*GOAL:* Only lines holding the string "торган" are wanted; copy each one from the material.

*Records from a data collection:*
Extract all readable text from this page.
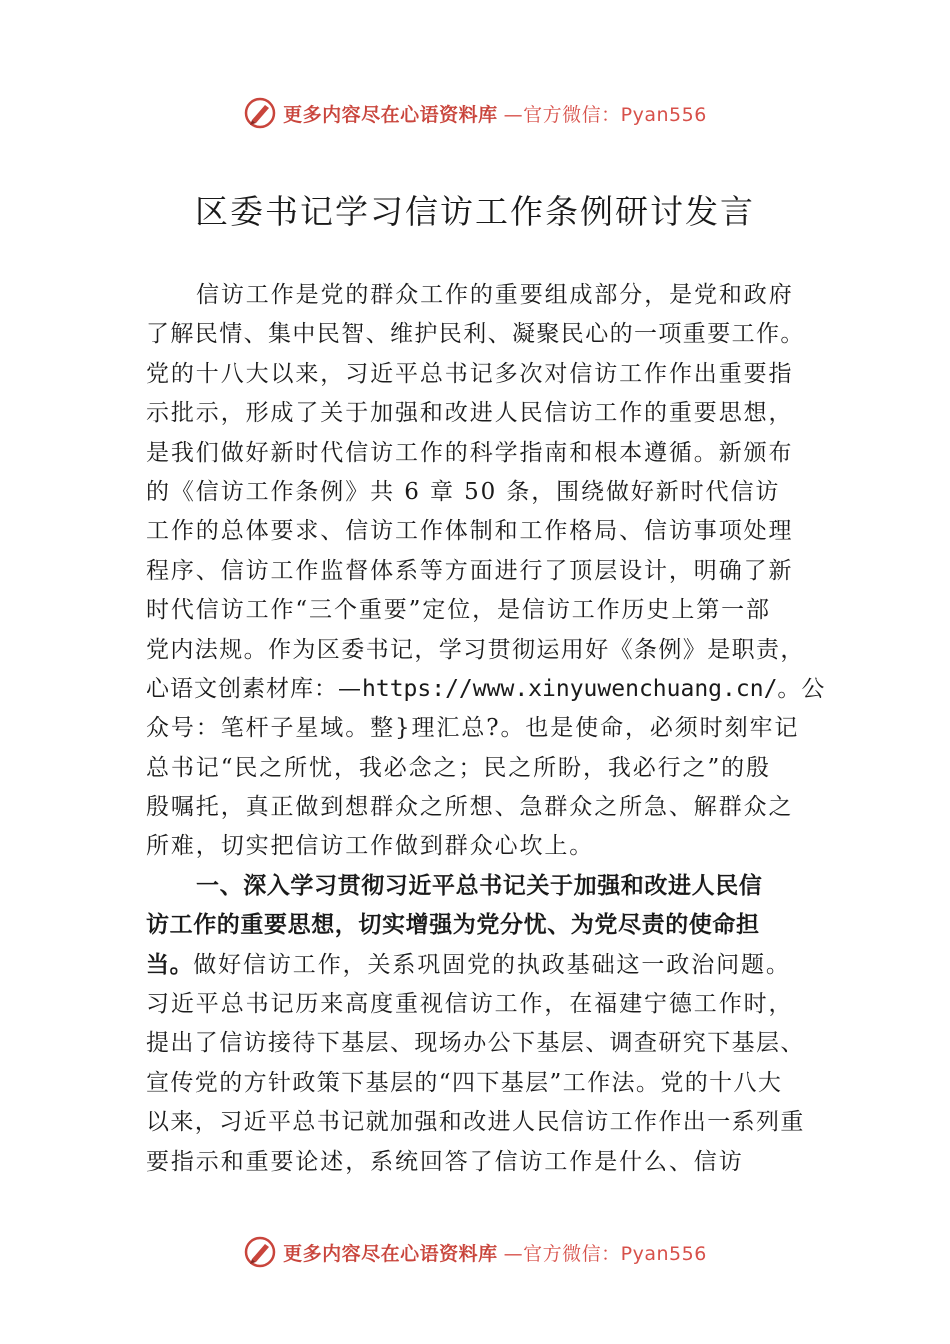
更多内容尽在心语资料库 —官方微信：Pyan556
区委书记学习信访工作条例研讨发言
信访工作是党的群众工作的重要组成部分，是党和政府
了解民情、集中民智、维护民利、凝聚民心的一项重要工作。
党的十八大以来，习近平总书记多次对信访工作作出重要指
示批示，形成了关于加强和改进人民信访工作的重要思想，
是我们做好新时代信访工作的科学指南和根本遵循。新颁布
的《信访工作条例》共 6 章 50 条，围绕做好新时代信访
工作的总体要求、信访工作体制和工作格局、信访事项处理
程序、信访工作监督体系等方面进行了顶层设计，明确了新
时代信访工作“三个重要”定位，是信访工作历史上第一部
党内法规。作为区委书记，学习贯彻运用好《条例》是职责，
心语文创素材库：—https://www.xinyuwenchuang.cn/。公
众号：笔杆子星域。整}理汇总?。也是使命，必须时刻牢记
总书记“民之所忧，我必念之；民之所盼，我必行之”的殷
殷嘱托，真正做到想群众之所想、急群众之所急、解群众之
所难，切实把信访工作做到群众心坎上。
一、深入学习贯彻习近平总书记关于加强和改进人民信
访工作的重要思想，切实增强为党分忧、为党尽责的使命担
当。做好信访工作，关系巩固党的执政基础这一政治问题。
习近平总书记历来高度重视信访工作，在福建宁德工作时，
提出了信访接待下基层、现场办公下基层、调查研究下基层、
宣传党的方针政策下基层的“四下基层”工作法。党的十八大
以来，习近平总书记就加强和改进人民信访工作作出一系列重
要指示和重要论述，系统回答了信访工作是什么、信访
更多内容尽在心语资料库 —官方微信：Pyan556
---
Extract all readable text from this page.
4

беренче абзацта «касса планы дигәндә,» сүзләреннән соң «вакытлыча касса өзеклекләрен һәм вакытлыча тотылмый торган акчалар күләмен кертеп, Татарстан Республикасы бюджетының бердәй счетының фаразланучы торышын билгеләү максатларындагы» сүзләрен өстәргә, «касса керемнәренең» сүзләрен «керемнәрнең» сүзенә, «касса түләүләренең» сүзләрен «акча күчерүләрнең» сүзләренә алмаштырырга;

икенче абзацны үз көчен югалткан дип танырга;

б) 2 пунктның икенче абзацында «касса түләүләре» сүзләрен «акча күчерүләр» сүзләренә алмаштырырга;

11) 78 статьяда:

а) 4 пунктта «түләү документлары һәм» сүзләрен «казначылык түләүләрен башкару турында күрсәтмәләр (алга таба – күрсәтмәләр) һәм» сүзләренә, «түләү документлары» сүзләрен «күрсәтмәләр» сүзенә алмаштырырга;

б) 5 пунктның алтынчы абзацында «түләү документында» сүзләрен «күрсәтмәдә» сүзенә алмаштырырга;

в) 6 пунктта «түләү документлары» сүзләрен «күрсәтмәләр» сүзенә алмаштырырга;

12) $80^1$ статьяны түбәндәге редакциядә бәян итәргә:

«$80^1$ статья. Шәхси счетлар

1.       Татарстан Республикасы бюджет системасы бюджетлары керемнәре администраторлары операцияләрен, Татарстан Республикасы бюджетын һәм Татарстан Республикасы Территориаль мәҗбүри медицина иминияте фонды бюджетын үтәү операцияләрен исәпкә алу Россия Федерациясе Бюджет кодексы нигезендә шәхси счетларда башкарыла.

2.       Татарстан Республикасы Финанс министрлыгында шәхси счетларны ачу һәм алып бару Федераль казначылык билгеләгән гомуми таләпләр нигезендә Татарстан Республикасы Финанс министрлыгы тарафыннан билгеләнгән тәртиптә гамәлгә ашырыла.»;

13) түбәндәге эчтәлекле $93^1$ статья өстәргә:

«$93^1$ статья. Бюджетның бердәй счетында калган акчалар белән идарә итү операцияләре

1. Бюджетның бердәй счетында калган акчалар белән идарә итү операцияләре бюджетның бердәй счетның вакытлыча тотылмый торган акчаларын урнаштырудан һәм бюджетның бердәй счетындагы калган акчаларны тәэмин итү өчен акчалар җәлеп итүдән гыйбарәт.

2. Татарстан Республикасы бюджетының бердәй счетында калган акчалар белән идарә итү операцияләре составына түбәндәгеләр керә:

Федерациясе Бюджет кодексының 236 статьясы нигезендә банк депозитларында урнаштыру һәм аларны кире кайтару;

*ANSWER TO THIS TASK:*
беренче абзацта «касса планы дигәндә,» сүзләреннән соң «вакытлыча касса өзеклекләрен һәм вакытлыча тотылмый торган акчалар күләмен кертеп, Татарстан Республикасы бюджетының бердәй счетының фаразланучы торышын билгеләү максатларындагы» сүзләрен өстәргә, «касса керемнәренең» сүзләрен «керемнәрнең» сүзенә, «касса түләүләренең» сүзләрен «акча күчерүләрнең» сүзләренә алмаштырырга;
1. Бюджетның бердәй счетында калган акчалар белән идарә итү операцияләре бюджетның бердәй счетның вакытлыча тотылмый торган акчаларын урнаштырудан һәм бюджетның бердәй счетындагы калган акчаларны тәэмин итү өчен акчалар җәлеп итүдән гыйбарәт.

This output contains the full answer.